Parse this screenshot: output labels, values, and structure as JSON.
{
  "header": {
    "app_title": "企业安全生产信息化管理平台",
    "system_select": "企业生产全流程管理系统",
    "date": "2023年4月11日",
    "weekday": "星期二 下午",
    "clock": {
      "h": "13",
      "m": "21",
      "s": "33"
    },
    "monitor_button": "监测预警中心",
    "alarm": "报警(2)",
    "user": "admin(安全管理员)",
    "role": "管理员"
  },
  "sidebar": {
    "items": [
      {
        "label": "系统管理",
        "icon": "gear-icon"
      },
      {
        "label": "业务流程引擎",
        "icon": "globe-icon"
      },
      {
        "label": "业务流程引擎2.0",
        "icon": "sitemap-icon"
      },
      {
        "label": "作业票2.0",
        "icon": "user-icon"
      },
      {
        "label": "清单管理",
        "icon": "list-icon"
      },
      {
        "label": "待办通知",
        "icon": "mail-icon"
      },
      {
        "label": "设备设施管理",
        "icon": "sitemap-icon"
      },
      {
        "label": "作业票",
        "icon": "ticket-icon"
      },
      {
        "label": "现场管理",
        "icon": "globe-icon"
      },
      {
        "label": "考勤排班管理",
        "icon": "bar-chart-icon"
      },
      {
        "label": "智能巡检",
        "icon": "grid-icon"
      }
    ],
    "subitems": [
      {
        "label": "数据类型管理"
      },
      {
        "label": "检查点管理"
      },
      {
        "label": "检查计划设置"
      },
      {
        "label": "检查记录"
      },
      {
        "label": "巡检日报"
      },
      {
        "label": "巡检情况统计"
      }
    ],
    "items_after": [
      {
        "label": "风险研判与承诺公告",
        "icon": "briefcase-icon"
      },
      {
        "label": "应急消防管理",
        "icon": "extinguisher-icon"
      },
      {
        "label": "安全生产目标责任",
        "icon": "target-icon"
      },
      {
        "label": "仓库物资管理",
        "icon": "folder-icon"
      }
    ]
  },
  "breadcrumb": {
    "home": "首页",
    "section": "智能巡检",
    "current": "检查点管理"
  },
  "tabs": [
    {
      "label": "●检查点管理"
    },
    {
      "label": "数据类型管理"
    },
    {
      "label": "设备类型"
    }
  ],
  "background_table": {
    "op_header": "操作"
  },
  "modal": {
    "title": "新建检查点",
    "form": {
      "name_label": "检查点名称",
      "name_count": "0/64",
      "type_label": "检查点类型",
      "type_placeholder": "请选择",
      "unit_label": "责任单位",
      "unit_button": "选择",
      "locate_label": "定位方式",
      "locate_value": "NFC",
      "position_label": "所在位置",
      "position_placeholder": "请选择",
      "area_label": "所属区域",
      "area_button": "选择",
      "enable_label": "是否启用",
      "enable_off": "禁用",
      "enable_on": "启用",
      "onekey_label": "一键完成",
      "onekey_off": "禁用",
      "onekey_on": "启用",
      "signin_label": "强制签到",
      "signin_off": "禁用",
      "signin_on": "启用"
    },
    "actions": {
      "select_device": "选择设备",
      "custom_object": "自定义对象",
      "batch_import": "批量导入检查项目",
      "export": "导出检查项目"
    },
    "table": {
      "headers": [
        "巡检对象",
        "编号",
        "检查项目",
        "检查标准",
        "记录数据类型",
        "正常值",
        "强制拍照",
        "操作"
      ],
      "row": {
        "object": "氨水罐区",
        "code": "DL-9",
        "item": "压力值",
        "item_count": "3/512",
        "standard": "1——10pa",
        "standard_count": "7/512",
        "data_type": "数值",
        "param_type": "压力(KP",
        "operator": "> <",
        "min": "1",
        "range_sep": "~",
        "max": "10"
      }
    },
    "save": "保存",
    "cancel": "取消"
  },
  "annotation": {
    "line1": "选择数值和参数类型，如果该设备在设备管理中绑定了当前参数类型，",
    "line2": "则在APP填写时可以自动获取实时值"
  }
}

————————

- [WRITTEN REQUEST]
Copy the material above back out, exactly as written.

- [EXERCISE RESPONSE]
Parse this screenshot: output labels, values, and structure as JSON.
{
  "header": {
    "app_title": "企业安全生产信息化管理平台",
    "system_select": "企业生产全流程管理系统",
    "date": "2023年4月11日",
    "weekday": "星期二 下午",
    "clock": {
      "h": "13",
      "m": "21",
      "s": "33"
    },
    "monitor_button": "监测预警中心",
    "alarm": "报警(2)",
    "user": "admin(安全管理员)",
    "role": "管理员"
  },
  "sidebar": {
    "items": [
      {
        "label": "系统管理",
        "icon": "gear-icon"
      },
      {
        "label": "业务流程引擎",
        "icon": "globe-icon"
      },
      {
        "label": "业务流程引擎2.0",
        "icon": "sitemap-icon"
      },
      {
        "label": "作业票2.0",
        "icon": "user-icon"
      },
      {
        "label": "清单管理",
        "icon": "list-icon"
      },
      {
        "label": "待办通知",
        "icon": "mail-icon"
      },
      {
        "label": "设备设施管理",
        "icon": "sitemap-icon"
      },
      {
        "label": "作业票",
        "icon": "ticket-icon"
      },
      {
        "label": "现场管理",
        "icon": "globe-icon"
      },
      {
        "label": "考勤排班管理",
        "icon": "bar-chart-icon"
      },
      {
        "label": "智能巡检",
        "icon": "grid-icon"
      }
    ],
    "subitems": [
      {
        "label": "数据类型管理"
      },
      {
        "label": "检查点管理"
      },
      {
        "label": "检查计划设置"
      },
      {
        "label": "检查记录"
      },
      {
        "label": "巡检日报"
      },
      {
        "label": "巡检情况统计"
      }
    ],
    "items_after": [
      {
        "label": "风险研判与承诺公告",
        "icon": "briefcase-icon"
      },
      {
        "label": "应急消防管理",
        "icon": "extinguisher-icon"
      },
      {
        "label": "安全生产目标责任",
        "icon": "target-icon"
      },
      {
        "label": "仓库物资管理",
        "icon": "folder-icon"
      }
    ]
  },
  "breadcrumb": {
    "home": "首页",
    "section": "智能巡检",
    "current": "检查点管理"
  },
  "tabs": [
    {
      "label": "●检查点管理"
    },
    {
      "label": "数据类型管理"
    },
    {
      "label": "设备类型"
    }
  ],
  "background_table": {
    "op_header": "操作"
  },
  "modal": {
    "title": "新建检查点",
    "form": {
      "name_label": "检查点名称",
      "name_count": "0/64",
      "type_label": "检查点类型",
      "type_placeholder": "请选择",
      "unit_label": "责任单位",
      "unit_button": "选择",
      "locate_label": "定位方式",
      "locate_value": "NFC",
      "position_label": "所在位置",
      "position_placeholder": "请选择",
      "area_label": "所属区域",
      "area_button": "选择",
      "enable_label": "是否启用",
      "enable_off": "禁用",
      "enable_on": "启用",
      "onekey_label": "一键完成",
      "onekey_off": "禁用",
      "onekey_on": "启用",
      "signin_label": "强制签到",
      "signin_off": "禁用",
      "signin_on": "启用"
    },
    "actions": {
      "select_device": "选择设备",
      "custom_object": "自定义对象",
      "batch_import": "批量导入检查项目",
      "export": "导出检查项目"
    },
    "table": {
      "headers": [
        "巡检对象",
        "编号",
        "检查项目",
        "检查标准",
        "记录数据类型",
        "正常值",
        "强制拍照",
        "操作"
      ],
      "row": {
        "object": "氨水罐区",
        "code": "DL-9",
        "item": "压力值",
        "item_count": "3/512",
        "standard": "1——10pa",
        "standard_count": "7/512",
        "data_type": "数值",
        "param_type": "压力(KP",
        "operator": "> <",
        "min": "1",
        "range_sep": "~",
        "max": "10"
      }
    },
    "save": "保存",
    "cancel": "取消"
  },
  "annotation": {
    "line1": "选择数值和参数类型，如果该设备在设备管理中绑定了当前参数类型，",
    "line2": "则在APP填写时可以自动获取实时值"
  }
}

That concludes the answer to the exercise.